_EXTRACTED ENTRIES_.
────

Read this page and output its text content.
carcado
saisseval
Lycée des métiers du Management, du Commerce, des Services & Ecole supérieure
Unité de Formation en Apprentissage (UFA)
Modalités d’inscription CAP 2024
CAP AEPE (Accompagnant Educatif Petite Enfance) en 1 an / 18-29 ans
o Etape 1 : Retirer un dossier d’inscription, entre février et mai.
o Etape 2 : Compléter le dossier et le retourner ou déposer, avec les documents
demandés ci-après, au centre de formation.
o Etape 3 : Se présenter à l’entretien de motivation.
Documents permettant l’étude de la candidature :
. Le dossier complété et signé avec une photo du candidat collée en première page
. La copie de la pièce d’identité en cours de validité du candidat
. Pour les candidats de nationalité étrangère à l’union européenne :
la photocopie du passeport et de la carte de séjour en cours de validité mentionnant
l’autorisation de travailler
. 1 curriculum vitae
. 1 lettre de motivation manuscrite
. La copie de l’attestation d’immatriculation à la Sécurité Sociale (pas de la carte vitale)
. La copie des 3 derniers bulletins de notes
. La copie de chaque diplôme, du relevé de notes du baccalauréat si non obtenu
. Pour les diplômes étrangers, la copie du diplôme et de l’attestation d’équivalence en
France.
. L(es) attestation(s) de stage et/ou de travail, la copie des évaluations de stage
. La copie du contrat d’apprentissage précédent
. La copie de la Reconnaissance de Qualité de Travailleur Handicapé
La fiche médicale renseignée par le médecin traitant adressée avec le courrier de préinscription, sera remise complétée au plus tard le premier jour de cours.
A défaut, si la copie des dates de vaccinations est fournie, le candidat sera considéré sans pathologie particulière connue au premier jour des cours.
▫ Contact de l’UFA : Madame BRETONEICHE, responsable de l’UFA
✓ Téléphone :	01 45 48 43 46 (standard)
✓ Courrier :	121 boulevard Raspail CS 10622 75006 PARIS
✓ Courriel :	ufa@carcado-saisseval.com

────

Copy each line from the data above that includes "Etape".

_TASK RESPONSE_.
o Etape 1 : Retirer un dossier d’inscription, entre février et mai.
o Etape 2 : Compléter le dossier et le retourner ou déposer, avec les documents
o Etape 3 : Se présenter à l’entretien de motivation.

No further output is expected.